**Required work:** List all lines in the material below that contain "SimplifiedLOF".

## Start The input

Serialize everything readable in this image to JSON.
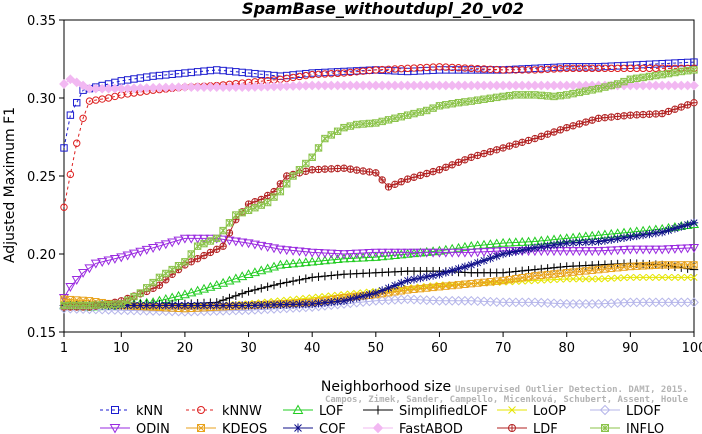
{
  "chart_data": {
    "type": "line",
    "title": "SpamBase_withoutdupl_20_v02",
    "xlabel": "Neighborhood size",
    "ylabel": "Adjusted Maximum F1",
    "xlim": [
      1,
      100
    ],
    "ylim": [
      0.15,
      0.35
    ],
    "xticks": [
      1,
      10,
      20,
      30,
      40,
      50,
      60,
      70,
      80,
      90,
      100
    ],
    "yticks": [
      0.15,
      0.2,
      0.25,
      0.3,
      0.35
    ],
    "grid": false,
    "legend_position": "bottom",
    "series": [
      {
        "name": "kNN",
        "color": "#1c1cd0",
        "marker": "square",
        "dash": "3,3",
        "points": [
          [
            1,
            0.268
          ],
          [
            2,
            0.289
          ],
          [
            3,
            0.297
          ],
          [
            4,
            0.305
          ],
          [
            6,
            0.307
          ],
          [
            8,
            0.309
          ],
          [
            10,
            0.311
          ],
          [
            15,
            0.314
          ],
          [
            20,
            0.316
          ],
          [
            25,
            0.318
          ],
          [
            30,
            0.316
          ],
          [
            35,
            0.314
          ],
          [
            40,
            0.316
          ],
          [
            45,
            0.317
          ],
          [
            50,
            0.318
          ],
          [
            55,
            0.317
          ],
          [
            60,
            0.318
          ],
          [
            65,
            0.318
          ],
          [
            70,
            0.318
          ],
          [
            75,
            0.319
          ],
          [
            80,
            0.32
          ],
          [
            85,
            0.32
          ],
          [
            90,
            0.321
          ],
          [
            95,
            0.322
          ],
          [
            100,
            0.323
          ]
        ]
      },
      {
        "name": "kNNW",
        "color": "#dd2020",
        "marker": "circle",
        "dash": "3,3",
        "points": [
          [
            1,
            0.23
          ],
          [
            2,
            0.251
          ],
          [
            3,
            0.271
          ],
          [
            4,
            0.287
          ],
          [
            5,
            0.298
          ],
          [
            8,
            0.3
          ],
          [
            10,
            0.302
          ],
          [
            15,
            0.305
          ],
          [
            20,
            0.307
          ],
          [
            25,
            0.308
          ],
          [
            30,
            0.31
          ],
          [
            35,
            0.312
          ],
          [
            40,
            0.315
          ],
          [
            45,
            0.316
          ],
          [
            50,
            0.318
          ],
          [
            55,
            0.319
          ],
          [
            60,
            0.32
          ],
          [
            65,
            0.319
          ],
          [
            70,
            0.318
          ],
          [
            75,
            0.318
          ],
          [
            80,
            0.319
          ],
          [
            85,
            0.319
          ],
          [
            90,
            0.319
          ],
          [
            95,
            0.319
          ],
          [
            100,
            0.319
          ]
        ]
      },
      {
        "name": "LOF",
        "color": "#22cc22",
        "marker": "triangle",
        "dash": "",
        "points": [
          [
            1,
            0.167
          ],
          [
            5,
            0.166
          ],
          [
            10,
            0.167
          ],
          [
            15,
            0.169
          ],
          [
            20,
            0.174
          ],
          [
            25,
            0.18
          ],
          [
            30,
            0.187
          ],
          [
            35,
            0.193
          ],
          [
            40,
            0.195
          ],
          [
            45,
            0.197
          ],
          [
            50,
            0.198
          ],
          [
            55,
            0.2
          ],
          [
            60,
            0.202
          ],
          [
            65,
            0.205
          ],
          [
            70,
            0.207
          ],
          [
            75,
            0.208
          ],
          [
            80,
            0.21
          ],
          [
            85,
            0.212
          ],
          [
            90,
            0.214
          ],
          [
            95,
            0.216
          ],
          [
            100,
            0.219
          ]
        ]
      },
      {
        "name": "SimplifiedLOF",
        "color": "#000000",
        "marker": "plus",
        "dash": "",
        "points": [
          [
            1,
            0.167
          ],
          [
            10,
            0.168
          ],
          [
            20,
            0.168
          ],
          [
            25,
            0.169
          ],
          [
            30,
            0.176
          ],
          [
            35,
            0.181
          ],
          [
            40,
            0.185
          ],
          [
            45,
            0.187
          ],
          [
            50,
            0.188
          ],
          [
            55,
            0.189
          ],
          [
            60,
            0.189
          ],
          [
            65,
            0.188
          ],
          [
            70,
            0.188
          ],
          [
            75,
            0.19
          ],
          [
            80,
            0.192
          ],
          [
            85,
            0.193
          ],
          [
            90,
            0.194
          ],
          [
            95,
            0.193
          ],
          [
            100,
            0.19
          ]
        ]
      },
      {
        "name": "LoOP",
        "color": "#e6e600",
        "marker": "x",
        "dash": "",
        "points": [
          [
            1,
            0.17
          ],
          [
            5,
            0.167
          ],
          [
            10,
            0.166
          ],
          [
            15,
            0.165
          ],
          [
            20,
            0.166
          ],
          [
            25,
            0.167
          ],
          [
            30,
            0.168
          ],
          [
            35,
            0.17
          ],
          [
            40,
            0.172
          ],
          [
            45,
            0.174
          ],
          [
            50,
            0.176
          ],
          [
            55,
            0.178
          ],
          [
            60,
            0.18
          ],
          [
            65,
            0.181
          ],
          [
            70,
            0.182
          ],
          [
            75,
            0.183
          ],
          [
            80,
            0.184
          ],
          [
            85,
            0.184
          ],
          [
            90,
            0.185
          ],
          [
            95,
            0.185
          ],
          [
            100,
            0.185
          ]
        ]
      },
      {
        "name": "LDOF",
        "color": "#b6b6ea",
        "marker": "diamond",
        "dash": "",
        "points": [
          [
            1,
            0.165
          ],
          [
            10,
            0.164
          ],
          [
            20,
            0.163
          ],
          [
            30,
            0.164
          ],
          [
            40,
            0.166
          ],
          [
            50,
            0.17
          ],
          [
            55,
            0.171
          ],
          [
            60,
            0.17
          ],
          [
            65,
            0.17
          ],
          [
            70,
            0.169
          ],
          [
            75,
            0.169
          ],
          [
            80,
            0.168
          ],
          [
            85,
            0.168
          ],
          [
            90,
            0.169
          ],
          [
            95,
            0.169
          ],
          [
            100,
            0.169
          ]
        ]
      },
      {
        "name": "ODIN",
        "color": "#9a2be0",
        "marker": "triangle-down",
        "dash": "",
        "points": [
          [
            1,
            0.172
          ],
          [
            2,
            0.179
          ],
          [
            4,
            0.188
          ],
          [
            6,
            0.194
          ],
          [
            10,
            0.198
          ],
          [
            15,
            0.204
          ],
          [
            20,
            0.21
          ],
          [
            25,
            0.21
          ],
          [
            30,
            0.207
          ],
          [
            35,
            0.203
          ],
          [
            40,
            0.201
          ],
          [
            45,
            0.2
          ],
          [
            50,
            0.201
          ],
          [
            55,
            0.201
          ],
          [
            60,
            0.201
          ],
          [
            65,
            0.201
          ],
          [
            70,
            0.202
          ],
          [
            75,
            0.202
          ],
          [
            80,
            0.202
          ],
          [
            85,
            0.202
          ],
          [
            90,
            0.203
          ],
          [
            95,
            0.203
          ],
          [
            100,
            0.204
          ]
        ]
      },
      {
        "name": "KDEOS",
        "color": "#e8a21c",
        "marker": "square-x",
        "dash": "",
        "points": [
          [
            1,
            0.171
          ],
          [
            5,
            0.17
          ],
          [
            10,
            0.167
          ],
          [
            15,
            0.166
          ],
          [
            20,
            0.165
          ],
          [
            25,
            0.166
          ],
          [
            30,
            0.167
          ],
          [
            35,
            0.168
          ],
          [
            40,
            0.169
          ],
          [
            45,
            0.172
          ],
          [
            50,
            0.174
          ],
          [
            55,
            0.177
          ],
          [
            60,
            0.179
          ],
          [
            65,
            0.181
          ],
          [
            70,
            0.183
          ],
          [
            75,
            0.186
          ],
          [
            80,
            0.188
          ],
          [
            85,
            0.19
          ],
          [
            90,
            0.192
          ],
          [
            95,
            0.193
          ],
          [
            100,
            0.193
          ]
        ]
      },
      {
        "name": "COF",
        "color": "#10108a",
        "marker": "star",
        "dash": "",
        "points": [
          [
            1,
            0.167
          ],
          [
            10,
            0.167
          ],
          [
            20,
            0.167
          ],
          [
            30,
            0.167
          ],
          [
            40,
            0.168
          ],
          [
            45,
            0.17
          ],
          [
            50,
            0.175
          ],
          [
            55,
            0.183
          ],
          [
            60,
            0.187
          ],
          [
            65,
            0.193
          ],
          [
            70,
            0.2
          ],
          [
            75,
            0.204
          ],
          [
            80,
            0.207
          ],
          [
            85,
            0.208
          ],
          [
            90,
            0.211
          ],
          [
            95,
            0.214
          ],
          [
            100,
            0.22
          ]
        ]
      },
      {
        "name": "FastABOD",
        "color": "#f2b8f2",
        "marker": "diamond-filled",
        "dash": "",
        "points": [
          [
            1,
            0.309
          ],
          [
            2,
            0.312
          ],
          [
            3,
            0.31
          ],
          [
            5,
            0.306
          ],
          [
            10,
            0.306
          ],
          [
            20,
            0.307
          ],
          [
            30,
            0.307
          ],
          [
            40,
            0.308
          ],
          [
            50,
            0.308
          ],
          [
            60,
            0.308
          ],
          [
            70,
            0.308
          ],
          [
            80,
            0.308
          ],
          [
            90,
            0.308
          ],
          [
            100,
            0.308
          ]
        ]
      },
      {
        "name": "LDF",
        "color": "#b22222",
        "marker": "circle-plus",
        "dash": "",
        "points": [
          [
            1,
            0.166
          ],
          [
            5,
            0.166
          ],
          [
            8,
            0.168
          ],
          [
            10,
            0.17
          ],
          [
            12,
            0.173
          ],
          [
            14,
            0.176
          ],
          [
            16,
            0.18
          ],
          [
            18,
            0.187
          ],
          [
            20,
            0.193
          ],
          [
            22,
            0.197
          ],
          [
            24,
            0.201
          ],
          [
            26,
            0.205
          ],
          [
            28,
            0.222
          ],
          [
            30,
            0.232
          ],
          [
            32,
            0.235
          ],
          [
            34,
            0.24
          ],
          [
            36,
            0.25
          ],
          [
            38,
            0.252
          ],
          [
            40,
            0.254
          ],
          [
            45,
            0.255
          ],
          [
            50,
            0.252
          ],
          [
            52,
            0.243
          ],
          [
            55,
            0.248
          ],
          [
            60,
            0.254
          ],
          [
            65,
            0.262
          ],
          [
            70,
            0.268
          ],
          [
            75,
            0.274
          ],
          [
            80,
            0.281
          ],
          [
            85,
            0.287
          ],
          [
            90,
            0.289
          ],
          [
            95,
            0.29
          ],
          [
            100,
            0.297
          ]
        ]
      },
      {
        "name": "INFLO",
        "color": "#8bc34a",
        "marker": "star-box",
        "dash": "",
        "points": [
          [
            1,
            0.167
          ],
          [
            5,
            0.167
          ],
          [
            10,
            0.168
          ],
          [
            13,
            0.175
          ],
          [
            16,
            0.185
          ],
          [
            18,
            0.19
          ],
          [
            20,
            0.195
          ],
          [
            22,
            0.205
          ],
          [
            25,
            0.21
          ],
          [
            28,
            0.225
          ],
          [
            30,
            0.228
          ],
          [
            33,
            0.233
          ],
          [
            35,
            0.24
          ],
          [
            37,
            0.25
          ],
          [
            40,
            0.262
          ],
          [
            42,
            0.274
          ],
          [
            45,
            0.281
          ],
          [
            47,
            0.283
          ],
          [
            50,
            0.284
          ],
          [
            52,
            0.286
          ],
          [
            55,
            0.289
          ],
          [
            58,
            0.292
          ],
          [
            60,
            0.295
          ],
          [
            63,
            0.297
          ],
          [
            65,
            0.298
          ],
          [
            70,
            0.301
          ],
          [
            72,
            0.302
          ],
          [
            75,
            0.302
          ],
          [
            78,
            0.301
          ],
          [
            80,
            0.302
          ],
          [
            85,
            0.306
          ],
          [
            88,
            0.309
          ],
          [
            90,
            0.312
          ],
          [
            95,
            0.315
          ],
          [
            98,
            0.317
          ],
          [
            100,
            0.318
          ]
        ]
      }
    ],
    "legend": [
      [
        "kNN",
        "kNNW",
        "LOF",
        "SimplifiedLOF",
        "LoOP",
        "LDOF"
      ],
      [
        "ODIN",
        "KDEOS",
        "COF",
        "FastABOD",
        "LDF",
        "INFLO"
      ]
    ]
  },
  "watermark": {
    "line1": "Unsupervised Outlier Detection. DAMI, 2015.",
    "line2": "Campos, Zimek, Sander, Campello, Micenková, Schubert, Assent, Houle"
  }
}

## End The input

**Response below:**
        "name": "SimplifiedLOF",
        "SimplifiedLOF",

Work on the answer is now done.